Brief
In the listing below, count each line containing "wake" and answer with the count only.

----- Records supplied

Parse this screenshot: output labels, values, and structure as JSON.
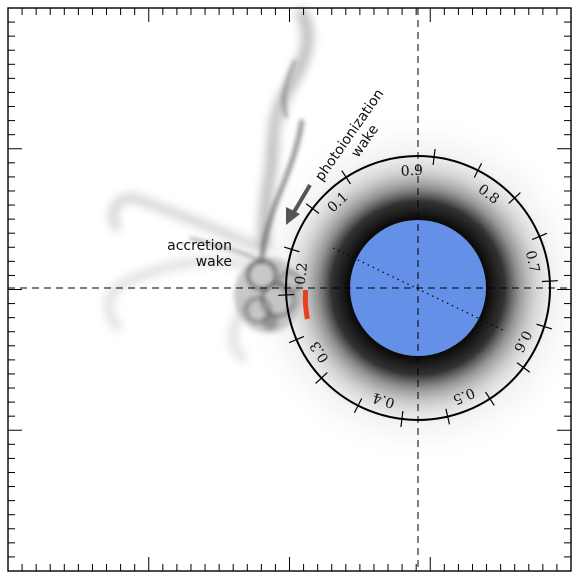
{
  "annotations": {
    "accretion_line1": "accretion",
    "accretion_line2": "wake",
    "photo_line1": "photoionization",
    "photo_line2": "wake"
  },
  "dial": {
    "labels": [
      "0.1",
      "0.2",
      "0.3",
      "0.4",
      "0.5",
      "0.6",
      "0.7",
      "0.8",
      "0.9"
    ]
  },
  "colors": {
    "planet": "#6490e8",
    "marker": "#e8401e",
    "ring": "#000000",
    "arrow": "#555555"
  }
}
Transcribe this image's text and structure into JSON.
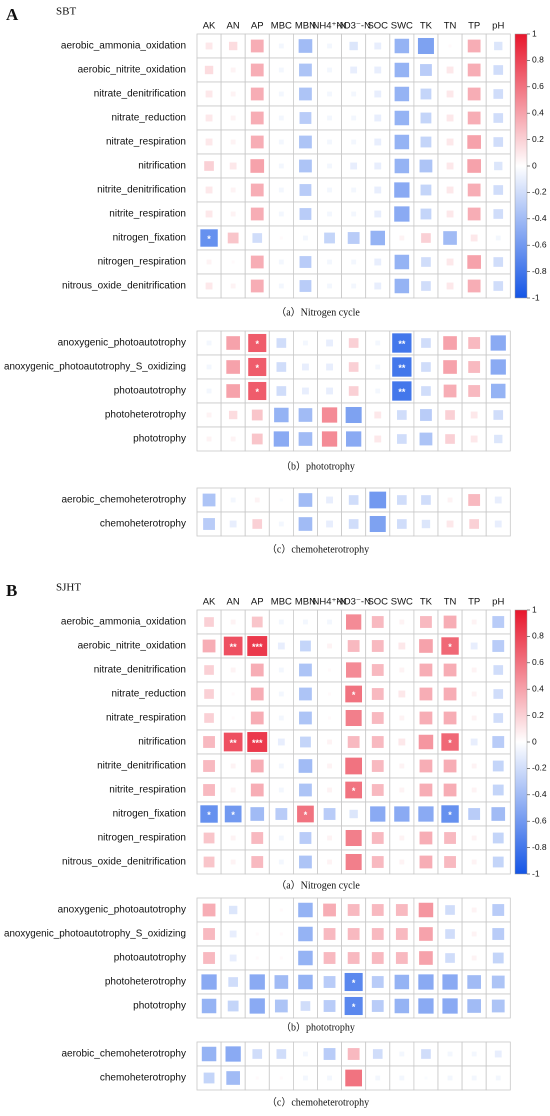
{
  "chart_data": [
    {
      "type": "heatmap",
      "panel": "A",
      "group": "SBT",
      "columns": [
        "AK",
        "AN",
        "AP",
        "MBC",
        "MBN",
        "NH4⁺-N",
        "NO3⁻-N",
        "SOC",
        "SWC",
        "TK",
        "TN",
        "TP",
        "pH"
      ],
      "colormap": [
        "#1455e6",
        "#ffffff",
        "#e8162c"
      ],
      "colorbar_lim": [
        -1,
        1
      ],
      "colorbar_ticks": [
        1,
        0.8,
        0.6,
        0.4,
        0.2,
        0,
        -0.2,
        -0.4,
        -0.6,
        -0.8,
        -1
      ],
      "caption": "（a）Nitrogen cycle",
      "rows": [
        "aerobic_ammonia_oxidation",
        "aerobic_nitrite_oxidation",
        "nitrate_denitrification",
        "nitrate_reduction",
        "nitrate_respiration",
        "nitrification",
        "nitrite_denitrification",
        "nitrite_respiration",
        "nitrogen_fixation",
        "nitrogen_respiration",
        "nitrous_oxide_denitrification"
      ],
      "values": [
        [
          0.1,
          0.15,
          0.35,
          -0.05,
          -0.4,
          -0.05,
          -0.15,
          -0.1,
          -0.45,
          -0.55,
          0.02,
          0.35,
          -0.15
        ],
        [
          0.15,
          0.05,
          0.35,
          -0.05,
          -0.35,
          -0.05,
          -0.1,
          -0.1,
          -0.45,
          -0.3,
          0.1,
          0.35,
          -0.2
        ],
        [
          0.1,
          0.05,
          0.35,
          -0.05,
          -0.35,
          -0.05,
          -0.05,
          -0.1,
          -0.45,
          -0.25,
          0.1,
          0.35,
          -0.2
        ],
        [
          0.1,
          0.05,
          0.35,
          -0.05,
          -0.3,
          -0.05,
          -0.05,
          -0.1,
          -0.45,
          -0.25,
          0.1,
          0.35,
          -0.2
        ],
        [
          0.1,
          0.05,
          0.35,
          -0.05,
          -0.35,
          -0.05,
          -0.05,
          -0.1,
          -0.45,
          -0.25,
          0.1,
          0.4,
          -0.2
        ],
        [
          0.2,
          0.1,
          0.4,
          -0.05,
          -0.35,
          -0.05,
          -0.1,
          -0.1,
          -0.45,
          -0.35,
          0.1,
          0.4,
          -0.15
        ],
        [
          0.1,
          0.05,
          0.35,
          -0.05,
          -0.3,
          -0.05,
          -0.05,
          -0.1,
          -0.5,
          -0.25,
          0.1,
          0.35,
          -0.2
        ],
        [
          0.1,
          0.05,
          0.35,
          -0.05,
          -0.3,
          -0.05,
          -0.05,
          -0.1,
          -0.5,
          -0.25,
          0.1,
          0.35,
          -0.2
        ],
        [
          -0.65,
          0.25,
          -0.2,
          0.02,
          -0.05,
          -0.25,
          -0.3,
          -0.45,
          0.05,
          0.2,
          -0.4,
          0.1,
          -0.05
        ],
        [
          0.05,
          0.02,
          0.35,
          -0.05,
          -0.3,
          -0.05,
          -0.05,
          -0.1,
          -0.45,
          -0.2,
          0.1,
          0.4,
          -0.2
        ],
        [
          0.1,
          0.05,
          0.35,
          -0.05,
          -0.3,
          -0.05,
          -0.05,
          -0.1,
          -0.45,
          -0.2,
          0.1,
          0.35,
          -0.2
        ]
      ],
      "annotations": [
        {
          "row": "nitrogen_fixation",
          "col": "AK",
          "label": "*"
        }
      ]
    },
    {
      "type": "heatmap",
      "caption": "（b）phototrophy",
      "rows": [
        "anoxygenic_photoautotrophy",
        "anoxygenic_photoautotrophy_S_oxidizing",
        "photoautotrophy",
        "photoheterotrophy",
        "phototrophy"
      ],
      "values": [
        [
          -0.05,
          0.4,
          0.7,
          -0.2,
          -0.05,
          -0.1,
          0.2,
          -0.05,
          -0.8,
          -0.2,
          0.4,
          0.3,
          -0.5
        ],
        [
          -0.05,
          0.4,
          0.7,
          -0.2,
          -0.1,
          -0.1,
          0.2,
          -0.05,
          -0.8,
          -0.2,
          0.4,
          0.3,
          -0.5
        ],
        [
          -0.05,
          0.4,
          0.7,
          -0.2,
          -0.1,
          -0.1,
          0.2,
          -0.05,
          -0.8,
          -0.2,
          0.35,
          0.3,
          -0.45
        ],
        [
          0.05,
          0.15,
          0.25,
          -0.45,
          -0.4,
          0.5,
          -0.55,
          0.1,
          -0.2,
          -0.3,
          0.2,
          0.1,
          -0.2
        ],
        [
          0.05,
          0.05,
          0.25,
          -0.5,
          -0.4,
          0.5,
          -0.5,
          0.1,
          -0.2,
          -0.35,
          0.2,
          0.1,
          -0.15
        ]
      ],
      "annotations": [
        {
          "row": "anoxygenic_photoautotrophy",
          "col": "AP",
          "label": "*"
        },
        {
          "row": "anoxygenic_photoautotrophy",
          "col": "SWC",
          "label": "**"
        },
        {
          "row": "anoxygenic_photoautotrophy_S_oxidizing",
          "col": "AP",
          "label": "*"
        },
        {
          "row": "anoxygenic_photoautotrophy_S_oxidizing",
          "col": "SWC",
          "label": "**"
        },
        {
          "row": "photoautotrophy",
          "col": "AP",
          "label": "*"
        },
        {
          "row": "photoautotrophy",
          "col": "SWC",
          "label": "**"
        }
      ]
    },
    {
      "type": "heatmap",
      "caption": "（c）chemoheterotrophy",
      "rows": [
        "aerobic_chemoheterotrophy",
        "chemoheterotrophy"
      ],
      "values": [
        [
          -0.35,
          -0.05,
          0.05,
          -0.02,
          -0.4,
          -0.1,
          -0.2,
          -0.6,
          -0.2,
          -0.2,
          0.05,
          0.3,
          -0.1
        ],
        [
          -0.3,
          -0.1,
          0.2,
          -0.05,
          -0.4,
          -0.1,
          -0.2,
          -0.55,
          -0.2,
          -0.15,
          0.1,
          0.2,
          -0.1
        ]
      ],
      "annotations": []
    },
    {
      "type": "heatmap",
      "panel": "B",
      "group": "SJHT",
      "columns": [
        "AK",
        "AN",
        "AP",
        "MBC",
        "MBN",
        "NH4⁺-N",
        "NO3⁻-N",
        "SOC",
        "SWC",
        "TK",
        "TN",
        "TP",
        "pH"
      ],
      "colormap": [
        "#1455e6",
        "#ffffff",
        "#e8162c"
      ],
      "colorbar_lim": [
        -1,
        1
      ],
      "colorbar_ticks": [
        1,
        0.8,
        0.6,
        0.4,
        0.2,
        0,
        -0.2,
        -0.4,
        -0.6,
        -0.8,
        -1
      ],
      "caption": "（a）Nitrogen cycle",
      "rows": [
        "aerobic_ammonia_oxidation",
        "aerobic_nitrite_oxidation",
        "nitrate_denitrification",
        "nitrate_reduction",
        "nitrate_respiration",
        "nitrification",
        "nitrite_denitrification",
        "nitrite_respiration",
        "nitrogen_fixation",
        "nitrogen_respiration",
        "nitrous_oxide_denitrification"
      ],
      "values": [
        [
          0.2,
          0.05,
          0.25,
          -0.05,
          -0.05,
          -0.05,
          0.5,
          0.3,
          0.05,
          0.3,
          0.35,
          0.05,
          -0.3
        ],
        [
          0.35,
          0.75,
          0.85,
          -0.1,
          -0.25,
          0.05,
          0.3,
          0.3,
          0.1,
          0.4,
          0.65,
          -0.1,
          -0.3
        ],
        [
          0.2,
          0.05,
          0.35,
          -0.05,
          -0.35,
          0.02,
          0.5,
          0.3,
          0.05,
          0.35,
          0.35,
          0.05,
          -0.2
        ],
        [
          0.2,
          0.02,
          0.35,
          -0.05,
          -0.35,
          0.02,
          0.6,
          0.3,
          0.1,
          0.35,
          0.35,
          0.05,
          -0.2
        ],
        [
          0.2,
          0.02,
          0.35,
          -0.05,
          -0.35,
          0.02,
          0.55,
          0.3,
          0.05,
          0.35,
          0.35,
          0.05,
          -0.2
        ],
        [
          0.3,
          0.75,
          0.85,
          -0.1,
          -0.25,
          0.05,
          0.3,
          0.3,
          0.1,
          0.45,
          0.65,
          -0.1,
          -0.3
        ],
        [
          0.3,
          0.05,
          0.35,
          -0.05,
          -0.4,
          0.05,
          0.6,
          0.3,
          0.05,
          0.35,
          0.35,
          0.05,
          -0.25
        ],
        [
          0.3,
          0.05,
          0.35,
          -0.05,
          -0.35,
          0.05,
          0.6,
          0.3,
          0.05,
          0.35,
          0.35,
          0.05,
          -0.25
        ],
        [
          -0.65,
          -0.6,
          -0.4,
          -0.3,
          0.6,
          -0.3,
          -0.15,
          -0.5,
          -0.5,
          -0.5,
          -0.65,
          -0.3,
          -0.4
        ],
        [
          0.25,
          0.05,
          0.3,
          -0.05,
          -0.3,
          0.05,
          0.55,
          0.3,
          0.05,
          0.35,
          0.3,
          0.05,
          -0.25
        ],
        [
          0.25,
          0.05,
          0.3,
          -0.05,
          -0.35,
          0.05,
          0.55,
          0.3,
          0.05,
          0.35,
          0.3,
          0.05,
          -0.25
        ]
      ],
      "annotations": [
        {
          "row": "aerobic_nitrite_oxidation",
          "col": "AN",
          "label": "**"
        },
        {
          "row": "aerobic_nitrite_oxidation",
          "col": "AP",
          "label": "***"
        },
        {
          "row": "aerobic_nitrite_oxidation",
          "col": "TN",
          "label": "*"
        },
        {
          "row": "nitrate_reduction",
          "col": "NO3⁻-N",
          "label": "*"
        },
        {
          "row": "nitrification",
          "col": "AN",
          "label": "**"
        },
        {
          "row": "nitrification",
          "col": "AP",
          "label": "***"
        },
        {
          "row": "nitrification",
          "col": "TN",
          "label": "*"
        },
        {
          "row": "nitrite_respiration",
          "col": "NO3⁻-N",
          "label": "*"
        },
        {
          "row": "nitrogen_fixation",
          "col": "AK",
          "label": "*"
        },
        {
          "row": "nitrogen_fixation",
          "col": "AN",
          "label": "*"
        },
        {
          "row": "nitrogen_fixation",
          "col": "MBN",
          "label": "*"
        },
        {
          "row": "nitrogen_fixation",
          "col": "TN",
          "label": "*"
        }
      ]
    },
    {
      "type": "heatmap",
      "caption": "（b）phototrophy",
      "rows": [
        "anoxygenic_photoautotrophy",
        "anoxygenic_photoautotrophy_S_oxidizing",
        "photoautotrophy",
        "photoheterotrophy",
        "phototrophy"
      ],
      "values": [
        [
          0.35,
          -0.15,
          0,
          0.02,
          -0.45,
          0.35,
          0.3,
          0.3,
          0.3,
          0.45,
          -0.2,
          0.05,
          -0.3
        ],
        [
          0.3,
          -0.1,
          0.02,
          0.02,
          -0.45,
          0.3,
          0.3,
          0.3,
          0.3,
          0.4,
          -0.2,
          0.05,
          -0.3
        ],
        [
          0.3,
          -0.1,
          0.02,
          0.02,
          -0.45,
          0.3,
          0.3,
          0.3,
          0.3,
          0.4,
          -0.2,
          0.05,
          -0.25
        ],
        [
          -0.5,
          -0.2,
          -0.5,
          -0.4,
          -0.45,
          -0.3,
          -0.7,
          -0.3,
          -0.45,
          -0.5,
          -0.5,
          -0.4,
          -0.35
        ],
        [
          -0.45,
          -0.25,
          -0.5,
          -0.35,
          -0.2,
          -0.3,
          -0.7,
          -0.3,
          -0.45,
          -0.5,
          -0.5,
          -0.4,
          -0.35
        ]
      ],
      "annotations": [
        {
          "row": "photoheterotrophy",
          "col": "NO3⁻-N",
          "label": "*"
        },
        {
          "row": "phototrophy",
          "col": "NO3⁻-N",
          "label": "*"
        }
      ]
    },
    {
      "type": "heatmap",
      "caption": "（c）chemoheterotrophy",
      "rows": [
        "aerobic_chemoheterotrophy",
        "chemoheterotrophy"
      ],
      "values": [
        [
          -0.45,
          -0.5,
          -0.2,
          -0.2,
          -0.05,
          -0.3,
          0.3,
          -0.2,
          -0.05,
          -0.2,
          -0.05,
          -0.05,
          -0.1
        ],
        [
          -0.25,
          -0.4,
          0.02,
          0.02,
          -0.05,
          -0.05,
          0.6,
          -0.05,
          -0.05,
          -0.02,
          -0.05,
          -0.05,
          -0.05
        ]
      ],
      "annotations": []
    }
  ]
}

----------

Task solution
2